Data excerpts

• • •

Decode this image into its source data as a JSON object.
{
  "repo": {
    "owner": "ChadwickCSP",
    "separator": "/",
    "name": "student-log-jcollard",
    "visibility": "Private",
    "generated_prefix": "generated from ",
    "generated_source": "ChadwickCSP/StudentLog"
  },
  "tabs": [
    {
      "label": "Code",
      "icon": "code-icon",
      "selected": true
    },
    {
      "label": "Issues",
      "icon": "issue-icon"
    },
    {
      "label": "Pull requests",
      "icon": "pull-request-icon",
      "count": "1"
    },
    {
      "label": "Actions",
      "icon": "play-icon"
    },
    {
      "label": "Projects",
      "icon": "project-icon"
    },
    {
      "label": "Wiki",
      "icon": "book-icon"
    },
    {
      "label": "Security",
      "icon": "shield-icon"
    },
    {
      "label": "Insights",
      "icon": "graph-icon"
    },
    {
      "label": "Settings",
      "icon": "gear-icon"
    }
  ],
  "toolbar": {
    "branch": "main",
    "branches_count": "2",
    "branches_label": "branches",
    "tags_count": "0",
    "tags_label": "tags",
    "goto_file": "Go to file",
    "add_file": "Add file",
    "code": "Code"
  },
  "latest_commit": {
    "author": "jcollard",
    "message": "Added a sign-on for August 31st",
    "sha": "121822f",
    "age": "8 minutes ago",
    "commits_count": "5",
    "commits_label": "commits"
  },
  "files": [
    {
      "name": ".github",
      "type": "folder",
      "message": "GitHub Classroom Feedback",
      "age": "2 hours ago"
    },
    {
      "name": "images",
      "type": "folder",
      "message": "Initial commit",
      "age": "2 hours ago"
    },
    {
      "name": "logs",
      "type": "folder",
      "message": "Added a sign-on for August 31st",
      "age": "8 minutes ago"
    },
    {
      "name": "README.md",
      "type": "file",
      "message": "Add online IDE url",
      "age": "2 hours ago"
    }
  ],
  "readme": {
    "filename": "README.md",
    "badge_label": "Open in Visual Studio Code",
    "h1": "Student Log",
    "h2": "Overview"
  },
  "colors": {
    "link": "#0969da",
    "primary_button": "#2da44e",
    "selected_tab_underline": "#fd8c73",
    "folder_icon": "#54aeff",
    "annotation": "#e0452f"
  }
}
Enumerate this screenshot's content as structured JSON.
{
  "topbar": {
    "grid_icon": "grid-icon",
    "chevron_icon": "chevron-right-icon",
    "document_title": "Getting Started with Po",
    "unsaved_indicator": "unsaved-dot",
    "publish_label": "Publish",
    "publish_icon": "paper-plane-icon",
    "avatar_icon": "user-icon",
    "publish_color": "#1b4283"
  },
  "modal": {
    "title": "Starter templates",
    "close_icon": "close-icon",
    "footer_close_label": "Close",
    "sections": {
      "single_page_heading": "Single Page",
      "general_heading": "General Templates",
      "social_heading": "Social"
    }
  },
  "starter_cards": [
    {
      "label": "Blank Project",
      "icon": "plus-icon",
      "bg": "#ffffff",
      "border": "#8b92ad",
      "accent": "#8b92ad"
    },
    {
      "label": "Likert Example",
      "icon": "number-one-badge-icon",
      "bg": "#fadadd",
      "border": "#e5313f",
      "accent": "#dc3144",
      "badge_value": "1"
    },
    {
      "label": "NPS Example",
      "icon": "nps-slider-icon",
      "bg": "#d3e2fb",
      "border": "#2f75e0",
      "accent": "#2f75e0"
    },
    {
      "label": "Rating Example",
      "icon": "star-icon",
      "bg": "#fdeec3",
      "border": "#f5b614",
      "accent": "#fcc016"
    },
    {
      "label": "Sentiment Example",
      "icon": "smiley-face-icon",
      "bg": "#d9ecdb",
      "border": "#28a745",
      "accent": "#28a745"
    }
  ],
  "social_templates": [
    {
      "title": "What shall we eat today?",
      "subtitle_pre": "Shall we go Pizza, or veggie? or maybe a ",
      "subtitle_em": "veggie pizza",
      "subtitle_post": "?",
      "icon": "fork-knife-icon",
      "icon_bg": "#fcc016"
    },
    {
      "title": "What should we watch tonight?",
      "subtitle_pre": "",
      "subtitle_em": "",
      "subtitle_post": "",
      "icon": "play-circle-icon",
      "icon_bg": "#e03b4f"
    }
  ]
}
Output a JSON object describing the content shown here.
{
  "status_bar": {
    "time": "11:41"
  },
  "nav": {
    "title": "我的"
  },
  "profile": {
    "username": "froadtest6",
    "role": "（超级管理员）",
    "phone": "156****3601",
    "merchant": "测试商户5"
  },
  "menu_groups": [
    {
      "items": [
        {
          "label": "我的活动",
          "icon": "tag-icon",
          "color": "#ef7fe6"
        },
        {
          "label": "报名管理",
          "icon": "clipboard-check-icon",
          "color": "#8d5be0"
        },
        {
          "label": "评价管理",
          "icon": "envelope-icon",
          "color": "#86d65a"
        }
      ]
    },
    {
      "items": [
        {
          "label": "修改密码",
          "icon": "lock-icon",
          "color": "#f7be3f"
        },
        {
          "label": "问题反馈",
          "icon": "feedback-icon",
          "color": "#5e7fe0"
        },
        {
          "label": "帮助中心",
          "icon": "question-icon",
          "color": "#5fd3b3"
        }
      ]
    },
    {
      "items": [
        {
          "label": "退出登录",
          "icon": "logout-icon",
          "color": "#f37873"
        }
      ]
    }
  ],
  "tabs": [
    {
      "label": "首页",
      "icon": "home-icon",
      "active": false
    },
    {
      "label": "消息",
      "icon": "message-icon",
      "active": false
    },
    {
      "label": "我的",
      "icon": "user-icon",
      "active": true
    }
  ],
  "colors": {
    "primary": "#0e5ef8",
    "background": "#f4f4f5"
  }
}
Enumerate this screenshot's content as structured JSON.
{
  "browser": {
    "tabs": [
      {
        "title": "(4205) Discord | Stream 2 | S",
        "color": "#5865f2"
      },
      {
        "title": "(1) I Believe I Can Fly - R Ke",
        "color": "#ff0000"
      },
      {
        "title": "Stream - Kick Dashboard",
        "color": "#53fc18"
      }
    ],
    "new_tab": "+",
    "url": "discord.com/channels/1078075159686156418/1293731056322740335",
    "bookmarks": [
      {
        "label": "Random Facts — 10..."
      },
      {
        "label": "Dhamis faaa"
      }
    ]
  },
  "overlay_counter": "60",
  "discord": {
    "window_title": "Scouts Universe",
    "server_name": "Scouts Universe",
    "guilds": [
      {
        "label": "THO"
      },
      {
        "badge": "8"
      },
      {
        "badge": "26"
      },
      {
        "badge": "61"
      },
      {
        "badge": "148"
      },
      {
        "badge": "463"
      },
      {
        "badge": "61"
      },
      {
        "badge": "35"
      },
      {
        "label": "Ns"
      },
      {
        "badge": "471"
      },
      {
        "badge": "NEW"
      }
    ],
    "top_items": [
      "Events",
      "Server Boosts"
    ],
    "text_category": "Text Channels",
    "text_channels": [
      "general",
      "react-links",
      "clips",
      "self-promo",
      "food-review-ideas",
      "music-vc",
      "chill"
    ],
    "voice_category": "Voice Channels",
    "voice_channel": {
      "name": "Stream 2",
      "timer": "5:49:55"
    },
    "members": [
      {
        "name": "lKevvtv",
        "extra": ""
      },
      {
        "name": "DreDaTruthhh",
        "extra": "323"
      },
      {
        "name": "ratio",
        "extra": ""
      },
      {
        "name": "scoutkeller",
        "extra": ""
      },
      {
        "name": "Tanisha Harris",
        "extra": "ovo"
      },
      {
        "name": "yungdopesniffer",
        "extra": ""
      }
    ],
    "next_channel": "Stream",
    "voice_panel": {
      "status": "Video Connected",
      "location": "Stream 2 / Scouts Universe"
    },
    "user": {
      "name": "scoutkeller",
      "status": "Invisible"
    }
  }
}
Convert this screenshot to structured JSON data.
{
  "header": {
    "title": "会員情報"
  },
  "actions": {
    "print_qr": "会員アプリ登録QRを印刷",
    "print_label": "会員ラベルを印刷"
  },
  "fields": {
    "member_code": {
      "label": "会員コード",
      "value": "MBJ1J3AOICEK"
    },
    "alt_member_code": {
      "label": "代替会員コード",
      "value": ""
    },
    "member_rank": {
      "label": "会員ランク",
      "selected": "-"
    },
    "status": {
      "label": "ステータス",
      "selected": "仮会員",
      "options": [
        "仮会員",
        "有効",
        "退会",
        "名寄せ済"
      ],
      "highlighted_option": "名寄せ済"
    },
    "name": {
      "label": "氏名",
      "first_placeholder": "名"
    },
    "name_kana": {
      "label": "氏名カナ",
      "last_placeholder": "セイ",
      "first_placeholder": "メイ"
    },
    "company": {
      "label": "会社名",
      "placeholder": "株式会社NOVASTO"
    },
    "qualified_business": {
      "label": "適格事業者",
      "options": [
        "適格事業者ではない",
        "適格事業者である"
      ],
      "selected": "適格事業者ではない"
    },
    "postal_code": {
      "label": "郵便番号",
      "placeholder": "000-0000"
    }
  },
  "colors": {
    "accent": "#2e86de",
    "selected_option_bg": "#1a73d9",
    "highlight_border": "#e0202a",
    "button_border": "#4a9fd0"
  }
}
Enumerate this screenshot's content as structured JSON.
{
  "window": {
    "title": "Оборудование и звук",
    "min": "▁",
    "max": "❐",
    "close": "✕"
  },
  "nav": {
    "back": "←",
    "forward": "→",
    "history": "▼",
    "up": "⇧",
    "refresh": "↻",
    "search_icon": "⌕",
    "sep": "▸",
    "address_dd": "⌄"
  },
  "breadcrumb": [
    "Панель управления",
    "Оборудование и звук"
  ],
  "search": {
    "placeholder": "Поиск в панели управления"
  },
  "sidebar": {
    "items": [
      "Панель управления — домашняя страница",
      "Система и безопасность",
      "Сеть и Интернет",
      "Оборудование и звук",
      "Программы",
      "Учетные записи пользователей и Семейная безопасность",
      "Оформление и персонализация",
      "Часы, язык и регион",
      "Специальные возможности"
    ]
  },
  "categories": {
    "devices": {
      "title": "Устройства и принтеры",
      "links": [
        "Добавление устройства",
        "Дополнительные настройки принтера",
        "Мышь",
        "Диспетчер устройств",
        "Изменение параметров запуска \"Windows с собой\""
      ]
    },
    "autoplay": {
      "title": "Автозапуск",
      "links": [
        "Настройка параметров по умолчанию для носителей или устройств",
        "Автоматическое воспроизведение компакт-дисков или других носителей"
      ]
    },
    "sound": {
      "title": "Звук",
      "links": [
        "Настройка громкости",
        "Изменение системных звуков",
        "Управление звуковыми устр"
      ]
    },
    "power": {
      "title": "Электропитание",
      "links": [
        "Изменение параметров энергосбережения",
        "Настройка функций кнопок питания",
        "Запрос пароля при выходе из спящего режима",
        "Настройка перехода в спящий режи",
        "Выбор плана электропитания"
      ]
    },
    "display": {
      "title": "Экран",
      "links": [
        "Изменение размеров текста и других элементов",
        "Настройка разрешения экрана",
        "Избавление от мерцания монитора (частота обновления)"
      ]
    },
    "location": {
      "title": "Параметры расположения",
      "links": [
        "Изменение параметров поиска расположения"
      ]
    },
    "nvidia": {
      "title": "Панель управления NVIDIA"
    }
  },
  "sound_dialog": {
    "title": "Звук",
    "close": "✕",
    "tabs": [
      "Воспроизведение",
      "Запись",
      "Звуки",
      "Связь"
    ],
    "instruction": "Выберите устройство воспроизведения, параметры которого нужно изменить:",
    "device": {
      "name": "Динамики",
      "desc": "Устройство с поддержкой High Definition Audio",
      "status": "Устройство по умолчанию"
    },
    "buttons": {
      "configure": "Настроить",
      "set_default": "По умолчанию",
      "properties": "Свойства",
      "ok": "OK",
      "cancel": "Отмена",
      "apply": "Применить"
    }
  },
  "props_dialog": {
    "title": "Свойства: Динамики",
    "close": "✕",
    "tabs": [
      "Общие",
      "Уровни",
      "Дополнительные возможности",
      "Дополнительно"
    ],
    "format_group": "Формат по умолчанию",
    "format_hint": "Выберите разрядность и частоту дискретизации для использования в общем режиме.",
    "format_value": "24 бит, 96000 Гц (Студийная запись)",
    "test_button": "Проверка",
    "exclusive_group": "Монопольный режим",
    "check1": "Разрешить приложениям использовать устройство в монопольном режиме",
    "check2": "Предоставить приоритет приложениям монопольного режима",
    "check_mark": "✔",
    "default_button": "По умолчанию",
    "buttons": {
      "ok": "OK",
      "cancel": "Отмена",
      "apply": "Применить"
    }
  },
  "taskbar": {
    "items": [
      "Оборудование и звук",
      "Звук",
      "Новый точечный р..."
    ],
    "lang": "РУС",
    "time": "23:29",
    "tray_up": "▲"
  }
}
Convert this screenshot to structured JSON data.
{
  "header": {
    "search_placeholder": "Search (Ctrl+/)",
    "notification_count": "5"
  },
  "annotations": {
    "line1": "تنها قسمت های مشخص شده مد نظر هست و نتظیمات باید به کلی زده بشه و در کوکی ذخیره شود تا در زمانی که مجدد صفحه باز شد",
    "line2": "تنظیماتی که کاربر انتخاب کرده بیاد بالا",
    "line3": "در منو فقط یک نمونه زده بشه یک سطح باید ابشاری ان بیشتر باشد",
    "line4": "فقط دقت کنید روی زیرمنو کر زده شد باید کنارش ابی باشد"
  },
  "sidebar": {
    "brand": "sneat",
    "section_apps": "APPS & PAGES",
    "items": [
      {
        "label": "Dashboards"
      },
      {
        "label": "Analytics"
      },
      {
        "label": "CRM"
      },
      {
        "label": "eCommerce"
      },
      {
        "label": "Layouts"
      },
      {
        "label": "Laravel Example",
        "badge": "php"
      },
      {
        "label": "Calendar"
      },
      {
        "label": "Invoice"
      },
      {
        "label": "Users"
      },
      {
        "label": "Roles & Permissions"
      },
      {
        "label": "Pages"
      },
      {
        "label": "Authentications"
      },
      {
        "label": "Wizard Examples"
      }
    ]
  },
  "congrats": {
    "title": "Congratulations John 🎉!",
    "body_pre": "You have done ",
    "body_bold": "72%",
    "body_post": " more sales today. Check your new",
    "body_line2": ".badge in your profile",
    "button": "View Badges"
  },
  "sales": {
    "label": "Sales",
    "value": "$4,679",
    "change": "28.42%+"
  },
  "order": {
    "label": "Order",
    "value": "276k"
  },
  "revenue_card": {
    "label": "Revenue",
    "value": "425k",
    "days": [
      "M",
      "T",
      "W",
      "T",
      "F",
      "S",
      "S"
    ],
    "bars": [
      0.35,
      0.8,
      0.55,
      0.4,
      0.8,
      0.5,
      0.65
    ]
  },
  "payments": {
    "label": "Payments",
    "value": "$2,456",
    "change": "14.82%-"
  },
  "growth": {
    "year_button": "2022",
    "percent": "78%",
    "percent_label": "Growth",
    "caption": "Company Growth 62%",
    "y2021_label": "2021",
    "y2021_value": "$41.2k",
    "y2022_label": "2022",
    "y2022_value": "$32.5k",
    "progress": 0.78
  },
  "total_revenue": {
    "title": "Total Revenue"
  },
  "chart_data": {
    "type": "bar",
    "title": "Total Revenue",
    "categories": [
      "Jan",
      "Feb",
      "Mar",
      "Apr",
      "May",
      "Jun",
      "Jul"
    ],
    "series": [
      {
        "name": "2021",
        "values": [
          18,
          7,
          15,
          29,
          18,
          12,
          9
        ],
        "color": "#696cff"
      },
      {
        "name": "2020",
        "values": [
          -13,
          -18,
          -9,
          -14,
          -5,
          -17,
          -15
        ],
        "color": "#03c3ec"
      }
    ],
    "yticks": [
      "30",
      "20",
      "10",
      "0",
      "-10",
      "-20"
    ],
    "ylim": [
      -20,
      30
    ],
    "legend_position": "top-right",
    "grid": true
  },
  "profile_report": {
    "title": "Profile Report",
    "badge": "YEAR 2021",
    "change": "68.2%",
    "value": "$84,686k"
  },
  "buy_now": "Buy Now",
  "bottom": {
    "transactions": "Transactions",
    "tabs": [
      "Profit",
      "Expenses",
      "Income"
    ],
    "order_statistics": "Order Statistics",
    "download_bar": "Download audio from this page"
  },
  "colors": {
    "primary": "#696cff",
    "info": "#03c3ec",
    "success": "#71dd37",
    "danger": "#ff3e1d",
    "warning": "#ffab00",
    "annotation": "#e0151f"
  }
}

• • •

Give only the count of lines in the data that include the string "Дополнительные".

2